What to do: State how many lines of the entries hold the string "corn". Reply with the number alone.

Material shown:
────────
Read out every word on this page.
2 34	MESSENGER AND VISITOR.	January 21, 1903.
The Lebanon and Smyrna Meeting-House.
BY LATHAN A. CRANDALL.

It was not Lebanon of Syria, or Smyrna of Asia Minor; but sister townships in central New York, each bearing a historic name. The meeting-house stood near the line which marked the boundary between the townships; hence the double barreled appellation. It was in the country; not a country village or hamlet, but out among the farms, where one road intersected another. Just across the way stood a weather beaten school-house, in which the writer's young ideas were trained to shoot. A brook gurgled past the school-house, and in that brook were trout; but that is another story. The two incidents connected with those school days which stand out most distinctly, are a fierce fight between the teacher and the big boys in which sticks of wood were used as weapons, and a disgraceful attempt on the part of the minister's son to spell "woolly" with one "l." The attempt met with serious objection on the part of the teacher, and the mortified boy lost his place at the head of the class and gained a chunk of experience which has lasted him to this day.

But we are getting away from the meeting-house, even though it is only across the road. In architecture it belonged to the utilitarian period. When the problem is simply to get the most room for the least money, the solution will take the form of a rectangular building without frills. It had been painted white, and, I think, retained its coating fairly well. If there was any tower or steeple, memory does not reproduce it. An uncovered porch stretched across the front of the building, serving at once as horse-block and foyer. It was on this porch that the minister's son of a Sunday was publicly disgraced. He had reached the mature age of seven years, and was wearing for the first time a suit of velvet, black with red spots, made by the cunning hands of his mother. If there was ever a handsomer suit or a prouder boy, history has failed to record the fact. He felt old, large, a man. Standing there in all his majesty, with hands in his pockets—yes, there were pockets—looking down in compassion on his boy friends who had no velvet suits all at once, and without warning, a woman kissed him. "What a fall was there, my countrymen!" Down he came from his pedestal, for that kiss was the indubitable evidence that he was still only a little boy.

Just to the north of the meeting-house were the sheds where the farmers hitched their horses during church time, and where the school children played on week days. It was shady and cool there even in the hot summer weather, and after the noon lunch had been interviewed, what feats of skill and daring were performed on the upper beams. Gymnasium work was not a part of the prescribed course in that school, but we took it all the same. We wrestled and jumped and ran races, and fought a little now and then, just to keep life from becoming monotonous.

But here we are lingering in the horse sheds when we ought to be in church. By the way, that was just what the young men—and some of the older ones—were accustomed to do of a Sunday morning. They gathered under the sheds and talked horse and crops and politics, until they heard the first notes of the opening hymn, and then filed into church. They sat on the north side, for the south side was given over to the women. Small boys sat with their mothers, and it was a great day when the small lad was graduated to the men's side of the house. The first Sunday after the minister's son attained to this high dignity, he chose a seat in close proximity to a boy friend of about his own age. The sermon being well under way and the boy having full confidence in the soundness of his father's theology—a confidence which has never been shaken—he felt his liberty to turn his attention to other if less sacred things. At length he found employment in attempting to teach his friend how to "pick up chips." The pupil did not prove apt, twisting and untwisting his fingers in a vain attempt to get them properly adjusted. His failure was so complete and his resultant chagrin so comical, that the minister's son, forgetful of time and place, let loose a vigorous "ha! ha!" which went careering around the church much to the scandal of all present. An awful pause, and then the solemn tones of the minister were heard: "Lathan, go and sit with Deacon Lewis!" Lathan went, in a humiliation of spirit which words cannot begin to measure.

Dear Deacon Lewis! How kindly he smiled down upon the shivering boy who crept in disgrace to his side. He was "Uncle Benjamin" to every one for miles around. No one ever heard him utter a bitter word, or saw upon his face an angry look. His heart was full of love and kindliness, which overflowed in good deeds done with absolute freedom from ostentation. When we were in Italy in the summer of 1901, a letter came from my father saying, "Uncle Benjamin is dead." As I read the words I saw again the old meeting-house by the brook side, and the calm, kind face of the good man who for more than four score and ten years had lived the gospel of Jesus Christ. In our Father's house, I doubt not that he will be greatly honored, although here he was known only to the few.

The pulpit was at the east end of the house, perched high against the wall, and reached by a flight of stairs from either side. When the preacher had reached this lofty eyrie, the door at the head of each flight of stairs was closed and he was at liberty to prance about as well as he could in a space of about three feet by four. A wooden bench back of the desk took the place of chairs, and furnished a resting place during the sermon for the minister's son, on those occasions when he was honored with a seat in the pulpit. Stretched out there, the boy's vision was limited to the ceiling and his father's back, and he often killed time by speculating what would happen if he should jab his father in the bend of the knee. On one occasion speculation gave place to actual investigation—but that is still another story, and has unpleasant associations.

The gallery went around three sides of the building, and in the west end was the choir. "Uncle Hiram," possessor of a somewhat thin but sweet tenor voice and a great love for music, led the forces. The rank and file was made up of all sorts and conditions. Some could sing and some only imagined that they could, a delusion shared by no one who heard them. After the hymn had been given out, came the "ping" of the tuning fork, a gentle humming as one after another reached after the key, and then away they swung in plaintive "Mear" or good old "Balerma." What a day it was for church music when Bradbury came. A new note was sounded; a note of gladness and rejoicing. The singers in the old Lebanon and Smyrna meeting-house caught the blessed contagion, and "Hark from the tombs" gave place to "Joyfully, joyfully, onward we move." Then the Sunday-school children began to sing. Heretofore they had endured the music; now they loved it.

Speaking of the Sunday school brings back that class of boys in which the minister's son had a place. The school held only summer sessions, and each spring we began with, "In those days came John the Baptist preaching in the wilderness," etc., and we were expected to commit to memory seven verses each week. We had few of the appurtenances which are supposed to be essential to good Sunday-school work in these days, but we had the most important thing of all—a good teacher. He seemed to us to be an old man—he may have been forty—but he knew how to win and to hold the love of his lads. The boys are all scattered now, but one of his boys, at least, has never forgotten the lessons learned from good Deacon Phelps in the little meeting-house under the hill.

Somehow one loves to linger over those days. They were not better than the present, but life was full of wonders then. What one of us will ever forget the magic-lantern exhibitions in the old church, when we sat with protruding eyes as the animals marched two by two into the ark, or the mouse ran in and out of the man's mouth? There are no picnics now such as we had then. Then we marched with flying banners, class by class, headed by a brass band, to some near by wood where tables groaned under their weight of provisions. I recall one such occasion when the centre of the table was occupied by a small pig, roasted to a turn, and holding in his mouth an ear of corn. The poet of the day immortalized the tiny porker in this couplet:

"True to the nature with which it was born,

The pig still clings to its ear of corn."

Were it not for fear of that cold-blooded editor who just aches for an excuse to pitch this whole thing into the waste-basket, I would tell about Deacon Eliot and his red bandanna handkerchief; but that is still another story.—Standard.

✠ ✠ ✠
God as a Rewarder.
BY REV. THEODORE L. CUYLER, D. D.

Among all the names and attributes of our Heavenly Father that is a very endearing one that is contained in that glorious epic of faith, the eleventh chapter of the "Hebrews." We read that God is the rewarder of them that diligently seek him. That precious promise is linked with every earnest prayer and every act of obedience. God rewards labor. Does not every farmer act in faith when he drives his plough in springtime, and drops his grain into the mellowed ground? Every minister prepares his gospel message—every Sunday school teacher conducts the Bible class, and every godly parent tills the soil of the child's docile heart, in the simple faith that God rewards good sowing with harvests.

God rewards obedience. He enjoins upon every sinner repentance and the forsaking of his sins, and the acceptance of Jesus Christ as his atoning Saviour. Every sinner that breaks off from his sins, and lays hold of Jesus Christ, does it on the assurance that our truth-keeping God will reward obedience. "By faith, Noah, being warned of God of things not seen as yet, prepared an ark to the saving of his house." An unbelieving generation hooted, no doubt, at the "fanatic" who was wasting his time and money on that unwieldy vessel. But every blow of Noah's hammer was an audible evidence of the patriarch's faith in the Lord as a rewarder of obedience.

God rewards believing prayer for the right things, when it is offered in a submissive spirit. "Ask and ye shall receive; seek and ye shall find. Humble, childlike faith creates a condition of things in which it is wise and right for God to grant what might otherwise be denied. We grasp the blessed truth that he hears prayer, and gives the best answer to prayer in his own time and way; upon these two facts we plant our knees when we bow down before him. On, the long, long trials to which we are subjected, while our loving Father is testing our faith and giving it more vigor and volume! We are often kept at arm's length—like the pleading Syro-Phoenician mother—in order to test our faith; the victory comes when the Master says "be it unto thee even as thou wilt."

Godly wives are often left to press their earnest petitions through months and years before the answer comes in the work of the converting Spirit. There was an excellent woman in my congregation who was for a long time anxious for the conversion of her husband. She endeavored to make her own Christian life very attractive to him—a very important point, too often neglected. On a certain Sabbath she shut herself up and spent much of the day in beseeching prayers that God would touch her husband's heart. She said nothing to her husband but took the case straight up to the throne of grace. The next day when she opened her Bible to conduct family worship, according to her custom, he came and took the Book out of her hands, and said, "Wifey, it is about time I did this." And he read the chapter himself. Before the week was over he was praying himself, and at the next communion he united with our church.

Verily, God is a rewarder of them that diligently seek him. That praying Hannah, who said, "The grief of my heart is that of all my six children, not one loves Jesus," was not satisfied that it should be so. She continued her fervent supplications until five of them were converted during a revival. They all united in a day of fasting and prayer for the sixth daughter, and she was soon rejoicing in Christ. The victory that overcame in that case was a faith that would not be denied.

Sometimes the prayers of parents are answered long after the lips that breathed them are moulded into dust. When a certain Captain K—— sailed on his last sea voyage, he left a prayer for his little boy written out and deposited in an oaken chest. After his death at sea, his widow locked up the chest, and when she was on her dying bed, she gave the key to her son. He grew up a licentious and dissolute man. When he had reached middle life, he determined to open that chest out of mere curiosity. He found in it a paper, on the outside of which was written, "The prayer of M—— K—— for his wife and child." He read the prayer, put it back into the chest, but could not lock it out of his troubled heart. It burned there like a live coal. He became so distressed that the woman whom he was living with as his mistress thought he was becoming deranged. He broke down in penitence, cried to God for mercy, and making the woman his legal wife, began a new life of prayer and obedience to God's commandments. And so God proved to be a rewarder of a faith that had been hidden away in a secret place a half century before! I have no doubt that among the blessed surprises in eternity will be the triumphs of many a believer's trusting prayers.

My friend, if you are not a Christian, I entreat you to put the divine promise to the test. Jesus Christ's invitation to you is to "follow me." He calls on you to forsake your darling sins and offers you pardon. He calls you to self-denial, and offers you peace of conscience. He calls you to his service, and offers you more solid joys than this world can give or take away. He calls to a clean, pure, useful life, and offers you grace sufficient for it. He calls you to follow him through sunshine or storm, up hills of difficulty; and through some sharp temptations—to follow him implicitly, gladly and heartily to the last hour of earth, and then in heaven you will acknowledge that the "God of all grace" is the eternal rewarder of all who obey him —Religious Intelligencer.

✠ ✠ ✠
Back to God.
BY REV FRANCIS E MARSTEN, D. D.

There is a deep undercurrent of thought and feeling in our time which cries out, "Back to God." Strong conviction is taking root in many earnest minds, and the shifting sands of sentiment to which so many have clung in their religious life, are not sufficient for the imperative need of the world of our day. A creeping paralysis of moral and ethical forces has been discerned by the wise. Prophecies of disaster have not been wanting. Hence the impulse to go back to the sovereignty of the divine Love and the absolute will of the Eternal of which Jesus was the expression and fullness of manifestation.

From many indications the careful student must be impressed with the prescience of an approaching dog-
────────
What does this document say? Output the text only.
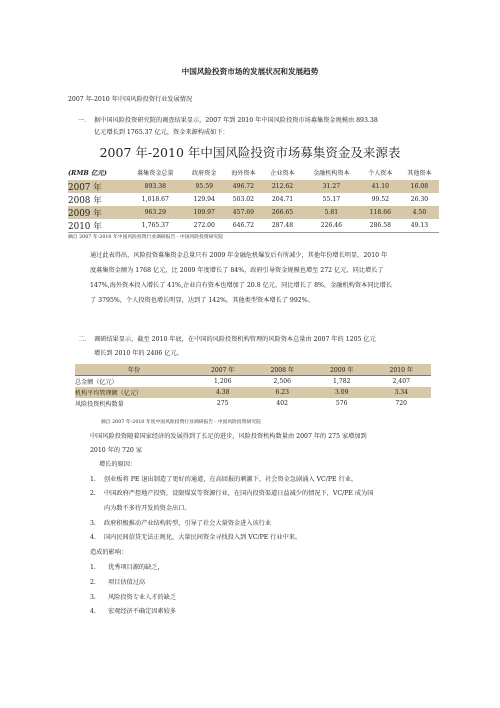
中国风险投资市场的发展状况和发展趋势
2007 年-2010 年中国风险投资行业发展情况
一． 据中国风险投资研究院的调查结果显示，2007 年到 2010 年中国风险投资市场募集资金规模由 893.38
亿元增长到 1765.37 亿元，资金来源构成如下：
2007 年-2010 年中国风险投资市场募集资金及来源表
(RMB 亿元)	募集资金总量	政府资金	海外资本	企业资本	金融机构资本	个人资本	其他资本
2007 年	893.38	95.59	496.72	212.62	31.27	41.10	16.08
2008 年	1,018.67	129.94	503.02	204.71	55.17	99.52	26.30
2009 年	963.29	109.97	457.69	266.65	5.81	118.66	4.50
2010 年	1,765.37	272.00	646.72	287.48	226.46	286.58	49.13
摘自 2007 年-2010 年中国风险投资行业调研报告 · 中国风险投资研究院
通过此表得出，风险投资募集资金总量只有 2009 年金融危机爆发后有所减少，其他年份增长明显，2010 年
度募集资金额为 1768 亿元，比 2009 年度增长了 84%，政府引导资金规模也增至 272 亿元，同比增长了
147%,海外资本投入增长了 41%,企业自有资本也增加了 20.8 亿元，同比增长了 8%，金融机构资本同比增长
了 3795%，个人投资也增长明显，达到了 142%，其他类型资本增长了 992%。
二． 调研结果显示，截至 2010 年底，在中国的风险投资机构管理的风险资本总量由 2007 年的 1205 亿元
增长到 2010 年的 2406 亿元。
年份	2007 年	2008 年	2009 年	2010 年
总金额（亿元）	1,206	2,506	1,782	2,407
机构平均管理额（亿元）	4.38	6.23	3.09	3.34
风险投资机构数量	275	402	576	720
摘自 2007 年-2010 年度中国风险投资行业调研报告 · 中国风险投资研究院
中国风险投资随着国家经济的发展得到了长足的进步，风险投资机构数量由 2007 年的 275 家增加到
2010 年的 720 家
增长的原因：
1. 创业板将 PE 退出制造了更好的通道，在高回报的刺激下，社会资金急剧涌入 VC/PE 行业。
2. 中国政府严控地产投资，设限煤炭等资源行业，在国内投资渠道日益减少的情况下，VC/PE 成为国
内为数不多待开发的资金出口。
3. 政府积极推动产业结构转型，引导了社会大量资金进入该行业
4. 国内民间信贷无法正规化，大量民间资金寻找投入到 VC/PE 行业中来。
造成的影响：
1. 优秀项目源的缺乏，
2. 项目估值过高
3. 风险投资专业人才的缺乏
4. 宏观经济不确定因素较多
────────
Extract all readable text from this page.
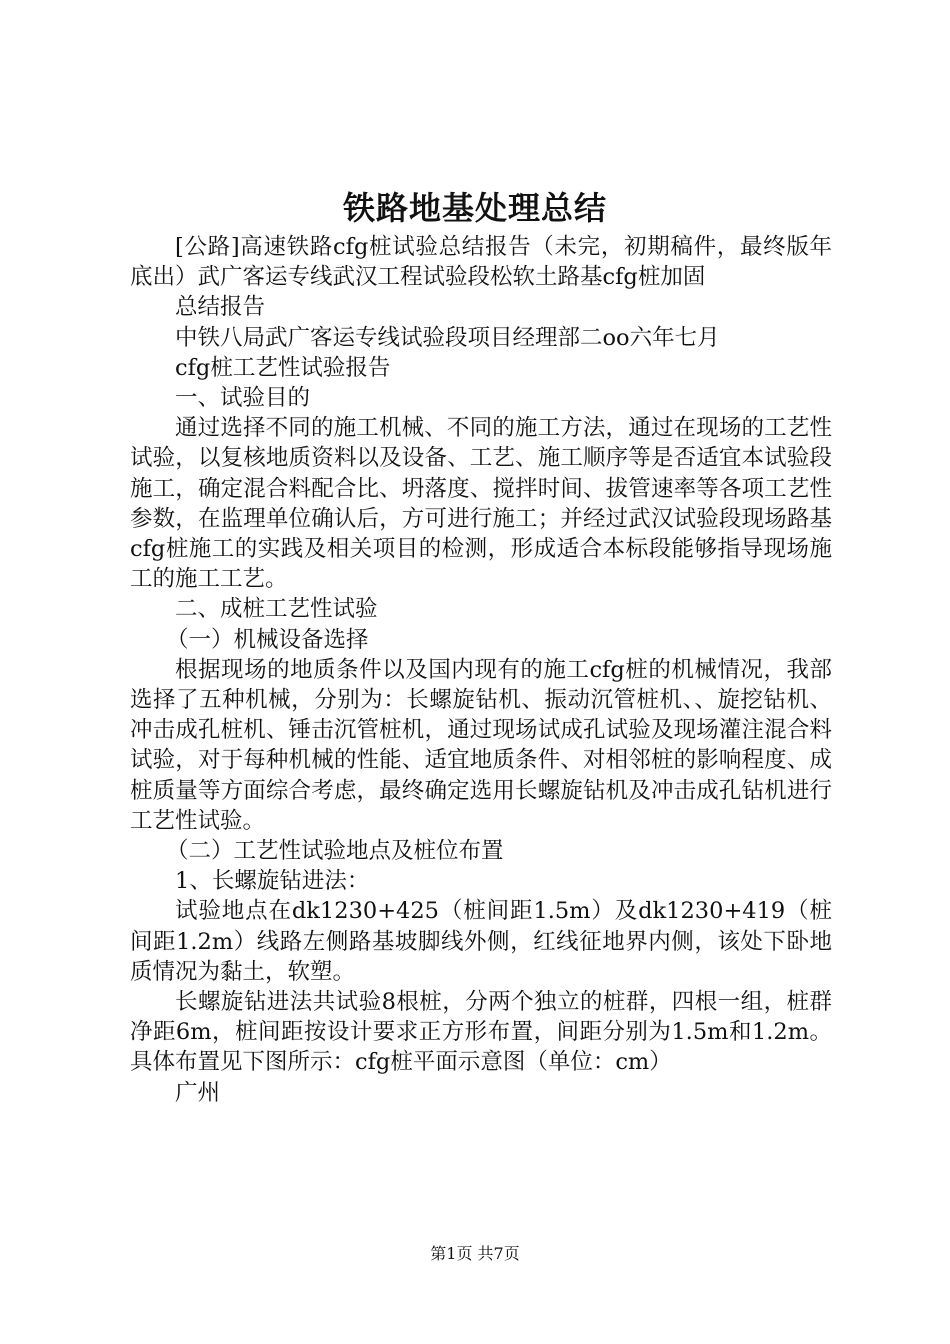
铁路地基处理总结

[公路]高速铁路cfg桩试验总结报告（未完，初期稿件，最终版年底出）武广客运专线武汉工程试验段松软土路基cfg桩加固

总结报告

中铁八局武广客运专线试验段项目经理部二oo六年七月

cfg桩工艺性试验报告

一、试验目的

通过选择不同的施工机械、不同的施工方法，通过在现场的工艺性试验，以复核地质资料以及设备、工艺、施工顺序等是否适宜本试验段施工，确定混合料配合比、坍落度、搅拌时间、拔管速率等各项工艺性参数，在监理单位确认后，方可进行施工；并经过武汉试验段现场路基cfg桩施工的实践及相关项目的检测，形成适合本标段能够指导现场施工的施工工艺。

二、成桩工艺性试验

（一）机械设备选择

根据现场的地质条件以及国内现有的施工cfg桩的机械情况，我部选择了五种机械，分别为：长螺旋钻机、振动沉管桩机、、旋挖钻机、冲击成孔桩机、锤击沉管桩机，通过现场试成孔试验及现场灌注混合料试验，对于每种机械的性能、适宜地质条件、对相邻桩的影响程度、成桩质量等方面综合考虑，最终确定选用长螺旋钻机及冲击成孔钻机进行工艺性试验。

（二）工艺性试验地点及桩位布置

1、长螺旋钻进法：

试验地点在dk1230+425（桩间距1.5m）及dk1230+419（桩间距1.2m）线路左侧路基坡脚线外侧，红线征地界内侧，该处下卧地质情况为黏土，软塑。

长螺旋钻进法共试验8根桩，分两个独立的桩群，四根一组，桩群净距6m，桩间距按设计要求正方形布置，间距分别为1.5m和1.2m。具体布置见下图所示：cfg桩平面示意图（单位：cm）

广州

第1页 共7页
────────
Task result: 2